== Data ==
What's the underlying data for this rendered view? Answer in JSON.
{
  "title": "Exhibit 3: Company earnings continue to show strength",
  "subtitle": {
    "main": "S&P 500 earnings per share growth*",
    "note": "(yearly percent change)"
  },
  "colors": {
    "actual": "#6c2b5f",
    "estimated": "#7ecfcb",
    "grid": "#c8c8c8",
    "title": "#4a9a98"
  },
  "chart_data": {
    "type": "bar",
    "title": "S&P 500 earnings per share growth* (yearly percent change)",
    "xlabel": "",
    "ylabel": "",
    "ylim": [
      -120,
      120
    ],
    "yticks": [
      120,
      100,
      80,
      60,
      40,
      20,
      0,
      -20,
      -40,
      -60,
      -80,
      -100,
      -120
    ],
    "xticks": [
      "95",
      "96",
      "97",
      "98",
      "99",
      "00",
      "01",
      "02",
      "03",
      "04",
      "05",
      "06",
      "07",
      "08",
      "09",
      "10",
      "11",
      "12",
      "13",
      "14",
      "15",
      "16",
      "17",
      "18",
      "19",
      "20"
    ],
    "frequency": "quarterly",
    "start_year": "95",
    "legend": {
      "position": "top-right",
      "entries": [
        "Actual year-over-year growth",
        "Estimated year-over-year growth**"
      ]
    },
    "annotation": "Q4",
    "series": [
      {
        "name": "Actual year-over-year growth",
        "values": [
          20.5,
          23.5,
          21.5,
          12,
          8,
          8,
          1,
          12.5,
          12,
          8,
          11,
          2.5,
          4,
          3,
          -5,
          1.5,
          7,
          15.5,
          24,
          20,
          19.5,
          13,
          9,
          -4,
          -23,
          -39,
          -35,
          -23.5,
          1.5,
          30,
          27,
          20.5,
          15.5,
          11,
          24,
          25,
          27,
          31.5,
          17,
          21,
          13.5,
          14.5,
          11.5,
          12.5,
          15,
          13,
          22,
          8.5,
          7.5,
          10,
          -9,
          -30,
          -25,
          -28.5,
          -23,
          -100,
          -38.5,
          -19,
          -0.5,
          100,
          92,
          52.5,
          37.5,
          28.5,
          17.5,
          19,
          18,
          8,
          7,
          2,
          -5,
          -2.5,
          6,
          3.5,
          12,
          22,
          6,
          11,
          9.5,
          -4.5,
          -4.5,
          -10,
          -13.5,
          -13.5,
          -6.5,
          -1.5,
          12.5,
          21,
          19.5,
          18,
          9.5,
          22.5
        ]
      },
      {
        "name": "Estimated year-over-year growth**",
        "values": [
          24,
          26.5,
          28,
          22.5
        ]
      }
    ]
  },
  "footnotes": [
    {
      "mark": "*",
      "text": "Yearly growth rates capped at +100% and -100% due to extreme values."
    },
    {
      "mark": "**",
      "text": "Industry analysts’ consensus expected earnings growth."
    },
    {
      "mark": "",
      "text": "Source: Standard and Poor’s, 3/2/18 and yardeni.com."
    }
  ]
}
---
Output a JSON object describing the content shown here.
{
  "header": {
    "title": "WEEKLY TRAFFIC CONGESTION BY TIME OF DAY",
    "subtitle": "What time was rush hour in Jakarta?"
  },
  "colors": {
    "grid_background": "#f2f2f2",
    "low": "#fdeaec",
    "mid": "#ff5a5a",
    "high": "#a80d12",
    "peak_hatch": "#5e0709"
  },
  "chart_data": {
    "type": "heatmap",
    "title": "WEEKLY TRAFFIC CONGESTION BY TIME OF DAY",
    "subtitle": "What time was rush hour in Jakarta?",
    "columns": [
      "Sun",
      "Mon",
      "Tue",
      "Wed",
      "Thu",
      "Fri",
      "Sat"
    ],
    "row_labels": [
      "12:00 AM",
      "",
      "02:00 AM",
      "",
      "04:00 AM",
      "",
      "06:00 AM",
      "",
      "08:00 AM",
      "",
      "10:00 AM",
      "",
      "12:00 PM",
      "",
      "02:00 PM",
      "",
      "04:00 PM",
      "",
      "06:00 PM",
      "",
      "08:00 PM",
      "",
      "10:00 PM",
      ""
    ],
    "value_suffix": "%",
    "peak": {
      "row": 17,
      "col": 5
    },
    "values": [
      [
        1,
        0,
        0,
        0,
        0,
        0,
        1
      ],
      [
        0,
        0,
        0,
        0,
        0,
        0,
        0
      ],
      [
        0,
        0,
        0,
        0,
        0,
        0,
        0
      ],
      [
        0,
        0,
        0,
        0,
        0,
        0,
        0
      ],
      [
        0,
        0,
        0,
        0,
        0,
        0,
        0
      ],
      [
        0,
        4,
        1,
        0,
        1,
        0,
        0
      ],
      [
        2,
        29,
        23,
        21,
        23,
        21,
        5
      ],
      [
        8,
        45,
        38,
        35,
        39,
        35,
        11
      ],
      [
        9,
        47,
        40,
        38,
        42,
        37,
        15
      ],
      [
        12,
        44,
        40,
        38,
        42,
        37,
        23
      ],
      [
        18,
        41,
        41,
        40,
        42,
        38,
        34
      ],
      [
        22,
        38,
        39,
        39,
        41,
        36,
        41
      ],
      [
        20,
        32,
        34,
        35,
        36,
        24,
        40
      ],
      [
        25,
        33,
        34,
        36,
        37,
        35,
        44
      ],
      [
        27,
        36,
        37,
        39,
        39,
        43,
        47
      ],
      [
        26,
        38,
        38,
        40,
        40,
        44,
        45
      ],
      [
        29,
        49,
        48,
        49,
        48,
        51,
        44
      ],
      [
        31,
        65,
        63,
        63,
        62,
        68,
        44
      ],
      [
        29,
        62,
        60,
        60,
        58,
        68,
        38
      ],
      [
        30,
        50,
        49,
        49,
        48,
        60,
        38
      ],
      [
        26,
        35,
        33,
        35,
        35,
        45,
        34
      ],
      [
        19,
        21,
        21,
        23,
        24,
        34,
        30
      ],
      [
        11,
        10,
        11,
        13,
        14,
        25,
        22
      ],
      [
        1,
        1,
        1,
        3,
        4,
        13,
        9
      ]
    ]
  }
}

== What you have to do ==
State the count of lines holding the string "text" in the listing above, and nothing else.

== Answer to this task ==
3